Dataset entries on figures
START

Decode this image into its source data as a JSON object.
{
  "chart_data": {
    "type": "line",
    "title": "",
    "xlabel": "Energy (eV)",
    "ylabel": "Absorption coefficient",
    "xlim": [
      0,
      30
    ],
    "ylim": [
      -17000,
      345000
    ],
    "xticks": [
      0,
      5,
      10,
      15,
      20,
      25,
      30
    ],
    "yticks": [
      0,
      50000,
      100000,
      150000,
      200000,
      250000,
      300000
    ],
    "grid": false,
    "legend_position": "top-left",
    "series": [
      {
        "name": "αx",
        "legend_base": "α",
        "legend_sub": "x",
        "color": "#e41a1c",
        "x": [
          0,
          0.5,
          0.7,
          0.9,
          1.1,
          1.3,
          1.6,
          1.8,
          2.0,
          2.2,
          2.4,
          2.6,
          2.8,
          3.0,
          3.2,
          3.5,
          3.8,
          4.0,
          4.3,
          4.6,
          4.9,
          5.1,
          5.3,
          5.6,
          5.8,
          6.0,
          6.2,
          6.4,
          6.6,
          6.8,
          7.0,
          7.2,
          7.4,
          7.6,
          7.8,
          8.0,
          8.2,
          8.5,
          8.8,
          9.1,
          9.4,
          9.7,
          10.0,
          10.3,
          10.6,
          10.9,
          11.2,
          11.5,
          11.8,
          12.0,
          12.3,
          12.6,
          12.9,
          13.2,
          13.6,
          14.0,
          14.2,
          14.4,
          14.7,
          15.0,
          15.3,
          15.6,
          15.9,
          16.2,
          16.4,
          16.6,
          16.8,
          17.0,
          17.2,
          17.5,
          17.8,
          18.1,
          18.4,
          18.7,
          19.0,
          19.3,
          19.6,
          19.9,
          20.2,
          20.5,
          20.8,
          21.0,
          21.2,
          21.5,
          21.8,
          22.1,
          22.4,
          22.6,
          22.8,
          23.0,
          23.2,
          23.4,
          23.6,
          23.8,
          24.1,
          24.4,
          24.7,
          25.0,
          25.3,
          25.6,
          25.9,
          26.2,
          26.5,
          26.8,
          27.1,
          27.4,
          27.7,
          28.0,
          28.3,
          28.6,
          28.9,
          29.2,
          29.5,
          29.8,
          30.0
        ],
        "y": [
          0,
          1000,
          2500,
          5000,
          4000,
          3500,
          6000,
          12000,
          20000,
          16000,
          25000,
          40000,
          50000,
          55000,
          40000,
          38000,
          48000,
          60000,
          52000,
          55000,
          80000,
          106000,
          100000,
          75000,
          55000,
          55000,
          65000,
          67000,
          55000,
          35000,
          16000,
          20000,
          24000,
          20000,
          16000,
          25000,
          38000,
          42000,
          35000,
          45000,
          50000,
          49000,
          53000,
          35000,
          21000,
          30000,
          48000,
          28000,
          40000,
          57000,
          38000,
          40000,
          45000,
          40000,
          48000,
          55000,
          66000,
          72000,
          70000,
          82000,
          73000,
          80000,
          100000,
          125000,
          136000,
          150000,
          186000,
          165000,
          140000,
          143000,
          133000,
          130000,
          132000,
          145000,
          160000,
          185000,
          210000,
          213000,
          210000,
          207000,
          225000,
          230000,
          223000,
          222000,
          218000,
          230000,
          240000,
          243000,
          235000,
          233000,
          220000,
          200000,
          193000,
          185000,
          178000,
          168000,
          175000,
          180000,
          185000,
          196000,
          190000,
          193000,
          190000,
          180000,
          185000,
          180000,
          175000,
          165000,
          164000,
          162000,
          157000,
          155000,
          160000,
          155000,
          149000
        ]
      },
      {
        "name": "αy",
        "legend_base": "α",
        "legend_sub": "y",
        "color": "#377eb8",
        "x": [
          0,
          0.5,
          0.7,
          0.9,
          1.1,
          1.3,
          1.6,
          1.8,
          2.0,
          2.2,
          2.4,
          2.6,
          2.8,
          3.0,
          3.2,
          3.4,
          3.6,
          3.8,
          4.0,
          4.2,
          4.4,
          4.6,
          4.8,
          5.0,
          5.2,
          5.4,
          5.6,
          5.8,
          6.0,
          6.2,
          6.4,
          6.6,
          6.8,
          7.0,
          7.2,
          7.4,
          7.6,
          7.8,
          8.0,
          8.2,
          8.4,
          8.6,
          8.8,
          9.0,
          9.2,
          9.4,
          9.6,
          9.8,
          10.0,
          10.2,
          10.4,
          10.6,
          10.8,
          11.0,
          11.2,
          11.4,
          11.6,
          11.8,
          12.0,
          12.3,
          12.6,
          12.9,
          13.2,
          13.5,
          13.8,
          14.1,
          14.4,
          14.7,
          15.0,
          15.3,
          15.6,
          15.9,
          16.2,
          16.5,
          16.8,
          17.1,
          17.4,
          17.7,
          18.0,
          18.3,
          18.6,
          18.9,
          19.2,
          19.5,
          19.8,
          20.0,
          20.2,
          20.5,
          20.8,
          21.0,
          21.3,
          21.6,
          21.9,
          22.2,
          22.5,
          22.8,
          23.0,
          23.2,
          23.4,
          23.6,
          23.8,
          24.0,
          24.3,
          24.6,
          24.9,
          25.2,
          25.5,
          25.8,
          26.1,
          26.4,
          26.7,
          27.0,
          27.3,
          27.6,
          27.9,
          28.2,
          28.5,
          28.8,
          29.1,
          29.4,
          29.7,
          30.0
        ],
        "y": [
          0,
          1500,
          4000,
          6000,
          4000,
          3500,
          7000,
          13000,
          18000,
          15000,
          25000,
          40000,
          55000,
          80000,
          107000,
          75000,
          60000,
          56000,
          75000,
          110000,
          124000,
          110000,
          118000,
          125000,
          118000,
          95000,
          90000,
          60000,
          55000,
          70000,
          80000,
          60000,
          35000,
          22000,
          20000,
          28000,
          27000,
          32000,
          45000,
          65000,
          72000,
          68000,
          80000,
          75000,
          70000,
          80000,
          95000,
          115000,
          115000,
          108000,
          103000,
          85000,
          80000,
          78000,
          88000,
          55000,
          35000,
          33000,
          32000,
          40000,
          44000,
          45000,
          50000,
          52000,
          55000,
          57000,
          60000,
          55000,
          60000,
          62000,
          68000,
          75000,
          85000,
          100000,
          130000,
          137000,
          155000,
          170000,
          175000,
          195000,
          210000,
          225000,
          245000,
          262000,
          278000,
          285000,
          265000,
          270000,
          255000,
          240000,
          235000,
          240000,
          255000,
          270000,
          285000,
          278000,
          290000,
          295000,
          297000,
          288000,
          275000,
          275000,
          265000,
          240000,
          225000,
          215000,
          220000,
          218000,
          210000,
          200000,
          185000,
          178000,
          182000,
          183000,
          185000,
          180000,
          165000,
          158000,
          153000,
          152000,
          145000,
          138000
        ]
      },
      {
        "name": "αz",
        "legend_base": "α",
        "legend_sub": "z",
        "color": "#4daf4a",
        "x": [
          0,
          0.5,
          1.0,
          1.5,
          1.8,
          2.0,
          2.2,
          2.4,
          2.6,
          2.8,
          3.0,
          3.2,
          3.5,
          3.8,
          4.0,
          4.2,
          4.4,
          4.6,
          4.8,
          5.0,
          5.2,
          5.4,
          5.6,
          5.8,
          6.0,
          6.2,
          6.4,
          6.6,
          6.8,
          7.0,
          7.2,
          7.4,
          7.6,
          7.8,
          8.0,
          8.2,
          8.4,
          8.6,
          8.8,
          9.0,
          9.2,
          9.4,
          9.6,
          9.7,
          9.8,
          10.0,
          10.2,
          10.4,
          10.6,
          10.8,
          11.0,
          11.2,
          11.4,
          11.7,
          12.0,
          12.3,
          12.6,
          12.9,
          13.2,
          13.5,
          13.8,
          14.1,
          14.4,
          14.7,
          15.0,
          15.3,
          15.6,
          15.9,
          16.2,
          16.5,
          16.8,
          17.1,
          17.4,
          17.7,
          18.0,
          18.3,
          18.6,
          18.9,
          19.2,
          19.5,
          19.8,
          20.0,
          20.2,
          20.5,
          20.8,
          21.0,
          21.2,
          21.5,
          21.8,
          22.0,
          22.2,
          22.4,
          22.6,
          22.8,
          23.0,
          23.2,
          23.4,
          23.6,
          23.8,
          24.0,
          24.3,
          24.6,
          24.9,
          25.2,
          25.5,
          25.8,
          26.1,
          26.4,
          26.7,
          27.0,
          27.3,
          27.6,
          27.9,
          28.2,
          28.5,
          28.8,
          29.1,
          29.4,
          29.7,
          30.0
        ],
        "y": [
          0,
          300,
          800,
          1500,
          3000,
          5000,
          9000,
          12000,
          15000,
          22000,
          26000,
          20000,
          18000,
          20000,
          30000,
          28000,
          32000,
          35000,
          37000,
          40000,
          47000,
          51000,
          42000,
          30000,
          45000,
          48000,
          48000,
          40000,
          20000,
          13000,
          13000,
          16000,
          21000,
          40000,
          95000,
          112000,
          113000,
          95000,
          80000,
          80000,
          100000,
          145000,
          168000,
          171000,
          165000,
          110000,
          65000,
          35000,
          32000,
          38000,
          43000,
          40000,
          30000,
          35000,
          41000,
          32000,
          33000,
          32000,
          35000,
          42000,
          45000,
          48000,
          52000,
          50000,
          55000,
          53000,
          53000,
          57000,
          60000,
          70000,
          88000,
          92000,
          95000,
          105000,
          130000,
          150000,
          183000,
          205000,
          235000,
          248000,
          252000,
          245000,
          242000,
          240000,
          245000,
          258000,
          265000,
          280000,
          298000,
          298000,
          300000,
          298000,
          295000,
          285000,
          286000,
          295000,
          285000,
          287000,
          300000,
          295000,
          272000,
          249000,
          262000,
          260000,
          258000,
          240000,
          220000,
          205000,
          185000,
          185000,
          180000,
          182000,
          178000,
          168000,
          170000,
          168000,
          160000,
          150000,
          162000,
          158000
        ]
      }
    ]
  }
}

END

_Given task:_ Check the data for the word "color" and pull out the lines that have it.

_Reply:_
        "color": "#e41a1c",
        "color": "#377eb8",
        "color": "#4daf4a",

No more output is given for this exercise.